Stored records:
--*--

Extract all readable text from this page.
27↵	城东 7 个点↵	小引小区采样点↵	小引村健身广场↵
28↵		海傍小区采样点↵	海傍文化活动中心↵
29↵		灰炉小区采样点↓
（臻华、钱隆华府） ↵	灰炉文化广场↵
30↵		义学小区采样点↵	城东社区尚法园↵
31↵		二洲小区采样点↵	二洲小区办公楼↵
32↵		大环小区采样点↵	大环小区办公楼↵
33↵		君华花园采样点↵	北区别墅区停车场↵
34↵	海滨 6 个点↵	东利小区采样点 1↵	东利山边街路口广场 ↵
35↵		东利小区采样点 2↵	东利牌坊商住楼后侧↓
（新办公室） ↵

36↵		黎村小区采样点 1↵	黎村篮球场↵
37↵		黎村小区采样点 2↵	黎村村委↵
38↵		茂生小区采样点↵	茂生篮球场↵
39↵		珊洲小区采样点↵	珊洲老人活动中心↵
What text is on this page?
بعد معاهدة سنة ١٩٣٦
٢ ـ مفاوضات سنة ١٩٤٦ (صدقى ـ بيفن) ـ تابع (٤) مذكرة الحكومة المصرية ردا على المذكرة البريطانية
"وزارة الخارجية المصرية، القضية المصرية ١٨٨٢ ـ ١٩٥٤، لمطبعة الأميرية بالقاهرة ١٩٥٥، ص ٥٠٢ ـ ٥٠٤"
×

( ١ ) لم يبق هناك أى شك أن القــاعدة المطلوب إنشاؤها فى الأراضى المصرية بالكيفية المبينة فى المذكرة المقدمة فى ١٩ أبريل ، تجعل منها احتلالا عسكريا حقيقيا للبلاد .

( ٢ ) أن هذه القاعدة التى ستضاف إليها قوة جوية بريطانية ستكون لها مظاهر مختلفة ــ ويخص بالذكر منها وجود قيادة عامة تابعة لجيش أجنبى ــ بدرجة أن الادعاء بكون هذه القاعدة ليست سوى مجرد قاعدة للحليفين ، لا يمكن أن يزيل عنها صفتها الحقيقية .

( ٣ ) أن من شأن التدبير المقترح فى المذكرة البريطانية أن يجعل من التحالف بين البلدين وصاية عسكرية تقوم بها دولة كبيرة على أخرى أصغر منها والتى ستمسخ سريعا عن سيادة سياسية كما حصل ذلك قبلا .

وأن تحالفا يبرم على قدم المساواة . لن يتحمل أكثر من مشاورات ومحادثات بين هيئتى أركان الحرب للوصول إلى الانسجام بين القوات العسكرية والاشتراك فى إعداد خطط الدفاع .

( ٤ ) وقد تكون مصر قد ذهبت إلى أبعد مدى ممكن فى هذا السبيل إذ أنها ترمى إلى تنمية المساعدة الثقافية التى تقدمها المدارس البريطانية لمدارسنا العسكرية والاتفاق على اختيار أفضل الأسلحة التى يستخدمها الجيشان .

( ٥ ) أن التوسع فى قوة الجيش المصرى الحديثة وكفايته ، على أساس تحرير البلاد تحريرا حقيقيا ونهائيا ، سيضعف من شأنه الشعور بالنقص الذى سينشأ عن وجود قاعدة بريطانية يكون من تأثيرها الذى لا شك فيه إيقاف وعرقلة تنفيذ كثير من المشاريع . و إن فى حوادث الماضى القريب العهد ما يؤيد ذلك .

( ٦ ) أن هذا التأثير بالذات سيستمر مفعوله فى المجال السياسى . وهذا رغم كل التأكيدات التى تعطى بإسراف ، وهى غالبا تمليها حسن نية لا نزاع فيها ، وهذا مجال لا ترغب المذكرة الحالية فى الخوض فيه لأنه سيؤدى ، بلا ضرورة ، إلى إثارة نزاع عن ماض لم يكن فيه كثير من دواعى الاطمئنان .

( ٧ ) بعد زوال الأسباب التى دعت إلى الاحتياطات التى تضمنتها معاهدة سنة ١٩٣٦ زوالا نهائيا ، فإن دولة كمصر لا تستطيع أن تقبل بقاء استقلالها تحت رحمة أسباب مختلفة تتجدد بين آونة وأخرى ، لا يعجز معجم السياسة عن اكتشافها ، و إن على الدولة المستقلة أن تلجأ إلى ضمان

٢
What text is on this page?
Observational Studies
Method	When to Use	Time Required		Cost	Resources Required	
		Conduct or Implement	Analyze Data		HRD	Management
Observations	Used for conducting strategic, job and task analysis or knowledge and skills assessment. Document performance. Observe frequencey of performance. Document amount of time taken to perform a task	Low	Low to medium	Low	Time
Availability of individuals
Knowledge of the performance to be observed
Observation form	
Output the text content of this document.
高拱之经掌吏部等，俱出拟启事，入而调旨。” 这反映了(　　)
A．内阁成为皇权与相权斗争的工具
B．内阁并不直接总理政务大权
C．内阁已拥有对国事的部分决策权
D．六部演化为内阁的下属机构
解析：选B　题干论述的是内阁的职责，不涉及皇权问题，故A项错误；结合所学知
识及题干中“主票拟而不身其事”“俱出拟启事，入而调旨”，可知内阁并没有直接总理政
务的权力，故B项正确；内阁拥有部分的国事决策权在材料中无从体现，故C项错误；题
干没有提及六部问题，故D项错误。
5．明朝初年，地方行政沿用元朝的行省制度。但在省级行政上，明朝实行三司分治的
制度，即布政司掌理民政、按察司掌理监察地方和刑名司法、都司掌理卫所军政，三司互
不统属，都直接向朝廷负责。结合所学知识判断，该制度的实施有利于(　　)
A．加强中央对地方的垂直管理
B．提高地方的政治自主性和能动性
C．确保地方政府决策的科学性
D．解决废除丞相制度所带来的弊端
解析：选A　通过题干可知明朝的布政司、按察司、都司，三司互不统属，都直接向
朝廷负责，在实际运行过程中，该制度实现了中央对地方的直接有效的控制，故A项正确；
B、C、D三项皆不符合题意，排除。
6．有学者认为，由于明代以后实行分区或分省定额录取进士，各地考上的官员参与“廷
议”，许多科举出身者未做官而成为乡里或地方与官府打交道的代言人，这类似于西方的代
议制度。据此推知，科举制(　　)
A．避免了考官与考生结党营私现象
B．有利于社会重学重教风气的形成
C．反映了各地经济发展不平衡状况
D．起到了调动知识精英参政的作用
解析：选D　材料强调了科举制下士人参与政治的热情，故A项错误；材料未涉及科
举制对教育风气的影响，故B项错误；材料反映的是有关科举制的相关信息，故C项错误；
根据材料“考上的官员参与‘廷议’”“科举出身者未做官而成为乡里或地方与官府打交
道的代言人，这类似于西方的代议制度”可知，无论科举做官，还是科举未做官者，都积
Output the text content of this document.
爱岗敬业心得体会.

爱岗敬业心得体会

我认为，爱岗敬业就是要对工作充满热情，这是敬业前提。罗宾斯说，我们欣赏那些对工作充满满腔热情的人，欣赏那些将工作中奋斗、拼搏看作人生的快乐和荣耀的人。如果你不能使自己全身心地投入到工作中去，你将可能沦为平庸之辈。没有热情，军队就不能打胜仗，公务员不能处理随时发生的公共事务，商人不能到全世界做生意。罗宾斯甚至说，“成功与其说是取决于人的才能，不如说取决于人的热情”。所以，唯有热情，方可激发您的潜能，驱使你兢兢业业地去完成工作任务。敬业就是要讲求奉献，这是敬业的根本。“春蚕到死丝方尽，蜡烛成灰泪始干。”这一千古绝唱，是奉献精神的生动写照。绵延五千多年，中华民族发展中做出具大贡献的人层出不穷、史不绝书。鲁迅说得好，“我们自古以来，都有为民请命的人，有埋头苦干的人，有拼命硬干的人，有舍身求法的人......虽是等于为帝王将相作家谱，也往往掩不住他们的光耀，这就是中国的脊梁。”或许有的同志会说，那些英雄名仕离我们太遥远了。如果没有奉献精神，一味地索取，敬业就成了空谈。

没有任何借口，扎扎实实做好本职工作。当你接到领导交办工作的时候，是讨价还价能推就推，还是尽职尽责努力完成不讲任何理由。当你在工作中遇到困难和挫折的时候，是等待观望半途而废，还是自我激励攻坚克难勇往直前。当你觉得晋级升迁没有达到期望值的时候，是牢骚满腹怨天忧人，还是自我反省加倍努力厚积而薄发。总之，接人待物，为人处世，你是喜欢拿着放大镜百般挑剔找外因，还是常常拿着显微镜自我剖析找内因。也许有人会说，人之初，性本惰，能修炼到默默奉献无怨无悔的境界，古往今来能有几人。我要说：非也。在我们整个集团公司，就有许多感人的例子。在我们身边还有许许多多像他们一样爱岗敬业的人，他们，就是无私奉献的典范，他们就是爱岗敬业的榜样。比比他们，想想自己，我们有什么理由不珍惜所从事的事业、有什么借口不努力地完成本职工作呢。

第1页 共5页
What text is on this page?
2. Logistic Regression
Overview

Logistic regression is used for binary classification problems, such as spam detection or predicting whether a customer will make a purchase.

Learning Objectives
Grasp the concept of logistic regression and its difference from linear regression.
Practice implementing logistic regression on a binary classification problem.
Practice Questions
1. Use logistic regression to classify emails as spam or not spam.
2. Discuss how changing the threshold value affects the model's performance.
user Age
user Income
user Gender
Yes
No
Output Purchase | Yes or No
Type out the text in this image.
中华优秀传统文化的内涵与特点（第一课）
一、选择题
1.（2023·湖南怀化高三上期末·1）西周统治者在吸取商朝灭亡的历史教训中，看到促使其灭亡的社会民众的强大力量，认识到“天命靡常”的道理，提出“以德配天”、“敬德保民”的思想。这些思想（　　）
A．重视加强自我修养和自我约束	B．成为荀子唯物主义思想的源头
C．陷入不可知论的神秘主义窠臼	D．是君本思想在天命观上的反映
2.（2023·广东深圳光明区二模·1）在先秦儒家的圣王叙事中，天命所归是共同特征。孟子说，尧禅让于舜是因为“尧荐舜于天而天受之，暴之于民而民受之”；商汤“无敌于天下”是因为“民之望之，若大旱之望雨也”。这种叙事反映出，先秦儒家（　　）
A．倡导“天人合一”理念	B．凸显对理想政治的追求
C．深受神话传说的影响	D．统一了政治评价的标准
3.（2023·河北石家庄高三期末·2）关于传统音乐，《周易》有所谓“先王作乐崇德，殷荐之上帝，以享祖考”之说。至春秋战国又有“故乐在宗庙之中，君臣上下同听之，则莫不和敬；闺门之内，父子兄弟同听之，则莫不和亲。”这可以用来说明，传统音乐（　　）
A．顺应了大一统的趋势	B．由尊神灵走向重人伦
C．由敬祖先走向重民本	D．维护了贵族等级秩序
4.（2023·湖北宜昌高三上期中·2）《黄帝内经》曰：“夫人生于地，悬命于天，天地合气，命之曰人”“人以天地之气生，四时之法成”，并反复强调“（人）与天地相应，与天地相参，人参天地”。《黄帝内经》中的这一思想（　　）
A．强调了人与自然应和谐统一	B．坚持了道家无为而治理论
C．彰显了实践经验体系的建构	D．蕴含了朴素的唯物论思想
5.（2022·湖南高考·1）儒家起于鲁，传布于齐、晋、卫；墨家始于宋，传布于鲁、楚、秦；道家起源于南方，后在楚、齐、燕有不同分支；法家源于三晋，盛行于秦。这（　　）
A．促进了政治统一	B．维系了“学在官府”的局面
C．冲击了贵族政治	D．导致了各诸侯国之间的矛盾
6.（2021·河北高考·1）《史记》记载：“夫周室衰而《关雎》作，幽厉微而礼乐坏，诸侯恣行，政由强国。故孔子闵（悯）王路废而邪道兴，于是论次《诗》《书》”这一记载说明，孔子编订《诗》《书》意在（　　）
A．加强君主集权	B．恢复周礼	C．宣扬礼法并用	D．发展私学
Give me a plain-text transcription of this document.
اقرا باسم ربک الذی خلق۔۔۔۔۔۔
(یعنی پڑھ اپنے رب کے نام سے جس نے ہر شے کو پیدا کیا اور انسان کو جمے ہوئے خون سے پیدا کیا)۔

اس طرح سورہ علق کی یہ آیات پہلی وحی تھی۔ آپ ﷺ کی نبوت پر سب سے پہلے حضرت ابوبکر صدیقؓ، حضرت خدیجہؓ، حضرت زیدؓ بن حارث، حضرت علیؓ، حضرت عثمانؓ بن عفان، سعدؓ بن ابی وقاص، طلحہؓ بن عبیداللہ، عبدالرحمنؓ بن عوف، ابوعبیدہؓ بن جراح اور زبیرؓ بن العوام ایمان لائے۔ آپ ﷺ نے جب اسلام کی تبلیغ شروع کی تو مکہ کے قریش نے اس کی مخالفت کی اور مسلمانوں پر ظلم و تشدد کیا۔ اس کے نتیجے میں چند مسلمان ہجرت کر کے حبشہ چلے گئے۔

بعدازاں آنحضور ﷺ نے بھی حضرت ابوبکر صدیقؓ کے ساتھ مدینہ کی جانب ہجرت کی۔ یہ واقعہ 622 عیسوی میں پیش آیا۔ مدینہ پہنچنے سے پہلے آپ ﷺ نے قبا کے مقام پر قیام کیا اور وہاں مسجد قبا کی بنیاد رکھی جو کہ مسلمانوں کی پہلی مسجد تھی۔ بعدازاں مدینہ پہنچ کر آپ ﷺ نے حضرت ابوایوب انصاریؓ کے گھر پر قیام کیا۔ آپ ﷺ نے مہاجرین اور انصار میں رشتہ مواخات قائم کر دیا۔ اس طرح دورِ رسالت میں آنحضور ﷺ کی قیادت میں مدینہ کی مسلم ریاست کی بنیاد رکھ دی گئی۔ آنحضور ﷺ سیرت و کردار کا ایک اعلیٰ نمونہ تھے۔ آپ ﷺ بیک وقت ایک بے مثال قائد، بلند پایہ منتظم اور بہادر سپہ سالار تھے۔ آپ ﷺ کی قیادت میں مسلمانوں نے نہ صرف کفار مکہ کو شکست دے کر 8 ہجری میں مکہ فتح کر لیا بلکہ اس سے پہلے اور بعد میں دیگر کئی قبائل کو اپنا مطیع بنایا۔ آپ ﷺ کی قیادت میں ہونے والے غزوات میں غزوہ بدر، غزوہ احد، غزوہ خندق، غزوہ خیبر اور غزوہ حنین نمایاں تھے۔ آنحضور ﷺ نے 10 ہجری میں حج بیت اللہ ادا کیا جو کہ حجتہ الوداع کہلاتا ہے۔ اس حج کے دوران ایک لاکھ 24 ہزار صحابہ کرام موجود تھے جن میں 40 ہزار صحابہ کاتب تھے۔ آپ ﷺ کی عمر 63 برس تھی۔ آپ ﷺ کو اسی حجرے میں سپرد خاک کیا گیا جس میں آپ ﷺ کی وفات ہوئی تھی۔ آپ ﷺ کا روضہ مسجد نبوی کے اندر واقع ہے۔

--*--

• **PROBLEM TO WORK ON**
From the listing above, collect each line in which the string "مختلفة" appears.

• **ANSWER TO THIS TASK**
( ٢ ) أن هذه القاعدة التى ستضاف إليها قوة جوية بريطانية ستكون لها مظاهر مختلفة ــ ويخص بالذكر منها وجود قيادة عامة تابعة لجيش أجنبى ــ بدرجة أن الادعاء بكون هذه القاعدة ليست سوى مجرد قاعدة للحليفين ، لا يمكن أن يزيل عنها صفتها الحقيقية .
( ٧ ) بعد زوال الأسباب التى دعت إلى الاحتياطات التى تضمنتها معاهدة سنة ١٩٣٦ زوالا نهائيا ، فإن دولة كمصر لا تستطيع أن تقبل بقاء استقلالها تحت رحمة أسباب مختلفة تتجدد بين آونة وأخرى ، لا يعجز معجم السياسة عن اكتشافها ، و إن على الدولة المستقلة أن تلجأ إلى ضمان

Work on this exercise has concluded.